| AVAILABLE RECORDS |

* * * * *

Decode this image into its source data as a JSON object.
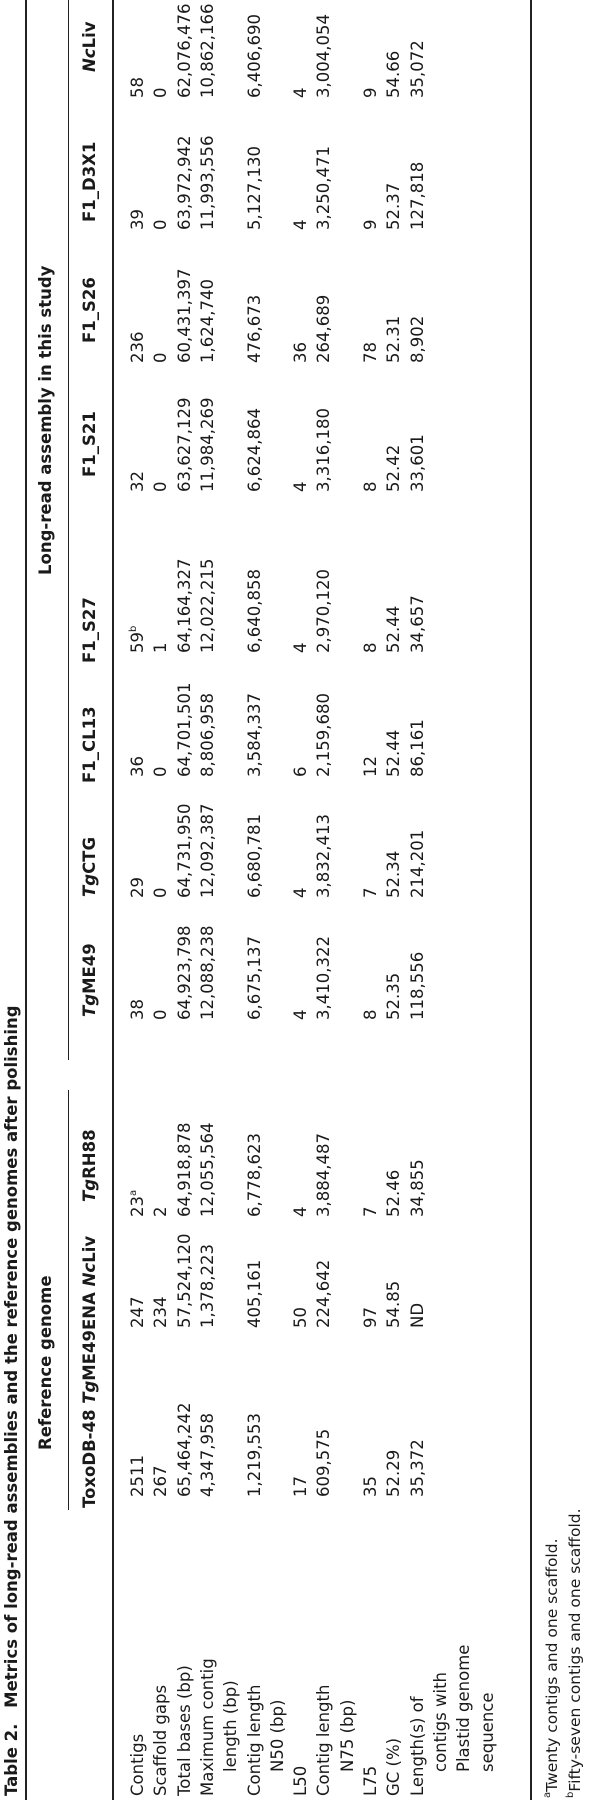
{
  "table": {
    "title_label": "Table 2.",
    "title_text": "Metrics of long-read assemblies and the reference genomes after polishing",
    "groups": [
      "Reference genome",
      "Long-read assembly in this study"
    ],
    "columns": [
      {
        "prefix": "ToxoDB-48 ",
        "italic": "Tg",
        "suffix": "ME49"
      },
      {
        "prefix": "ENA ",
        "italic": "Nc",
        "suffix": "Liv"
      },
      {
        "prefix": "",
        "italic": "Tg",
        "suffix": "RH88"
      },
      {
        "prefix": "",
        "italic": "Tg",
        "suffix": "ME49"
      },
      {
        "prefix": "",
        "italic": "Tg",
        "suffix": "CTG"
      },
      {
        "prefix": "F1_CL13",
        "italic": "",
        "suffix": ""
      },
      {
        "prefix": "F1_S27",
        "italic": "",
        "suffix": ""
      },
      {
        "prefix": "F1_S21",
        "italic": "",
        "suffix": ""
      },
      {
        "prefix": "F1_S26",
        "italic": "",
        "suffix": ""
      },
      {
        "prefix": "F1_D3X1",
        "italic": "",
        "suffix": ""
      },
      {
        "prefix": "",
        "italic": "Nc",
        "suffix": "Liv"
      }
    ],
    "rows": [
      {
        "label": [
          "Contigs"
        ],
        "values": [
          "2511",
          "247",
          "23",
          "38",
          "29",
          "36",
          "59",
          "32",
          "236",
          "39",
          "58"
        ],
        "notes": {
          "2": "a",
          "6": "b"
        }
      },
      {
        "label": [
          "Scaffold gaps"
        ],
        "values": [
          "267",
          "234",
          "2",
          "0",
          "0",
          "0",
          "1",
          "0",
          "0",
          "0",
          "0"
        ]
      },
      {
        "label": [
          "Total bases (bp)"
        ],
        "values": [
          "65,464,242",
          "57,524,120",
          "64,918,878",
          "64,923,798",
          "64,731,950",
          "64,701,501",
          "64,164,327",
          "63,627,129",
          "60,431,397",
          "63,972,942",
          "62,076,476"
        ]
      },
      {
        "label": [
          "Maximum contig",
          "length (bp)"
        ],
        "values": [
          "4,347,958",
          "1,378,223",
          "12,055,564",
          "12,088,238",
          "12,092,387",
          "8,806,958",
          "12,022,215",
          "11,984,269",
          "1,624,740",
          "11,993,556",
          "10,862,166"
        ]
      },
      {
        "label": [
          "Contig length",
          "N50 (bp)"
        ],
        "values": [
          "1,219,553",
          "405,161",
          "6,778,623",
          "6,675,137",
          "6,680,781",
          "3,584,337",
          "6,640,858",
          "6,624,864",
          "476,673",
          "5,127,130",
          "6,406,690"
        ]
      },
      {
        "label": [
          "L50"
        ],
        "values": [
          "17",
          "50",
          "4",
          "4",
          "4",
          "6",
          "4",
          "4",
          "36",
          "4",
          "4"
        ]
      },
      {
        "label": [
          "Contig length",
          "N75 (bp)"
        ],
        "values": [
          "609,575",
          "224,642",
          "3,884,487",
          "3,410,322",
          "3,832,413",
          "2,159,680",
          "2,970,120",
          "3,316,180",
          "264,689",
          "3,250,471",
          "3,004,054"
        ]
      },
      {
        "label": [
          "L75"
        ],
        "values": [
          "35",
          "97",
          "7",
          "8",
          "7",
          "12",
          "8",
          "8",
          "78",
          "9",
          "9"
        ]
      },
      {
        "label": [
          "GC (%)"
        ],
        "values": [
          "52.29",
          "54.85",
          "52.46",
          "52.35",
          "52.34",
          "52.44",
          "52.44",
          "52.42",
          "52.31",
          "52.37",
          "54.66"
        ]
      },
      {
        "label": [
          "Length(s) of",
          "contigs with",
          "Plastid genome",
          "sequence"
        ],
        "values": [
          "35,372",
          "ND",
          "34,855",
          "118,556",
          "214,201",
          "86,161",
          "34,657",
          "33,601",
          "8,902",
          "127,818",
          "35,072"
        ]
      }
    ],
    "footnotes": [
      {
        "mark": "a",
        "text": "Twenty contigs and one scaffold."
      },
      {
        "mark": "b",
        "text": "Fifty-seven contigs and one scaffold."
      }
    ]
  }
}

* * * * *

| ABOUT THIS EXERCISE |
Pictures aside, give the data again exactly as it appears.

| ANSWER SECTION |
Decode this image into its source data as a JSON object.
{
  "table": {
    "title_label": "Table 2.",
    "title_text": "Metrics of long-read assemblies and the reference genomes after polishing",
    "groups": [
      "Reference genome",
      "Long-read assembly in this study"
    ],
    "columns": [
      {
        "prefix": "ToxoDB-48 ",
        "italic": "Tg",
        "suffix": "ME49"
      },
      {
        "prefix": "ENA ",
        "italic": "Nc",
        "suffix": "Liv"
      },
      {
        "prefix": "",
        "italic": "Tg",
        "suffix": "RH88"
      },
      {
        "prefix": "",
        "italic": "Tg",
        "suffix": "ME49"
      },
      {
        "prefix": "",
        "italic": "Tg",
        "suffix": "CTG"
      },
      {
        "prefix": "F1_CL13",
        "italic": "",
        "suffix": ""
      },
      {
        "prefix": "F1_S27",
        "italic": "",
        "suffix": ""
      },
      {
        "prefix": "F1_S21",
        "italic": "",
        "suffix": ""
      },
      {
        "prefix": "F1_S26",
        "italic": "",
        "suffix": ""
      },
      {
        "prefix": "F1_D3X1",
        "italic": "",
        "suffix": ""
      },
      {
        "prefix": "",
        "italic": "Nc",
        "suffix": "Liv"
      }
    ],
    "rows": [
      {
        "label": [
          "Contigs"
        ],
        "values": [
          "2511",
          "247",
          "23",
          "38",
          "29",
          "36",
          "59",
          "32",
          "236",
          "39",
          "58"
        ],
        "notes": {
          "2": "a",
          "6": "b"
        }
      },
      {
        "label": [
          "Scaffold gaps"
        ],
        "values": [
          "267",
          "234",
          "2",
          "0",
          "0",
          "0",
          "1",
          "0",
          "0",
          "0",
          "0"
        ]
      },
      {
        "label": [
          "Total bases (bp)"
        ],
        "values": [
          "65,464,242",
          "57,524,120",
          "64,918,878",
          "64,923,798",
          "64,731,950",
          "64,701,501",
          "64,164,327",
          "63,627,129",
          "60,431,397",
          "63,972,942",
          "62,076,476"
        ]
      },
      {
        "label": [
          "Maximum contig",
          "length (bp)"
        ],
        "values": [
          "4,347,958",
          "1,378,223",
          "12,055,564",
          "12,088,238",
          "12,092,387",
          "8,806,958",
          "12,022,215",
          "11,984,269",
          "1,624,740",
          "11,993,556",
          "10,862,166"
        ]
      },
      {
        "label": [
          "Contig length",
          "N50 (bp)"
        ],
        "values": [
          "1,219,553",
          "405,161",
          "6,778,623",
          "6,675,137",
          "6,680,781",
          "3,584,337",
          "6,640,858",
          "6,624,864",
          "476,673",
          "5,127,130",
          "6,406,690"
        ]
      },
      {
        "label": [
          "L50"
        ],
        "values": [
          "17",
          "50",
          "4",
          "4",
          "4",
          "6",
          "4",
          "4",
          "36",
          "4",
          "4"
        ]
      },
      {
        "label": [
          "Contig length",
          "N75 (bp)"
        ],
        "values": [
          "609,575",
          "224,642",
          "3,884,487",
          "3,410,322",
          "3,832,413",
          "2,159,680",
          "2,970,120",
          "3,316,180",
          "264,689",
          "3,250,471",
          "3,004,054"
        ]
      },
      {
        "label": [
          "L75"
        ],
        "values": [
          "35",
          "97",
          "7",
          "8",
          "7",
          "12",
          "8",
          "8",
          "78",
          "9",
          "9"
        ]
      },
      {
        "label": [
          "GC (%)"
        ],
        "values": [
          "52.29",
          "54.85",
          "52.46",
          "52.35",
          "52.34",
          "52.44",
          "52.44",
          "52.42",
          "52.31",
          "52.37",
          "54.66"
        ]
      },
      {
        "label": [
          "Length(s) of",
          "contigs with",
          "Plastid genome",
          "sequence"
        ],
        "values": [
          "35,372",
          "ND",
          "34,855",
          "118,556",
          "214,201",
          "86,161",
          "34,657",
          "33,601",
          "8,902",
          "127,818",
          "35,072"
        ]
      }
    ],
    "footnotes": [
      {
        "mark": "a",
        "text": "Twenty contigs and one scaffold."
      },
      {
        "mark": "b",
        "text": "Fifty-seven contigs and one scaffold."
      }
    ]
  }
}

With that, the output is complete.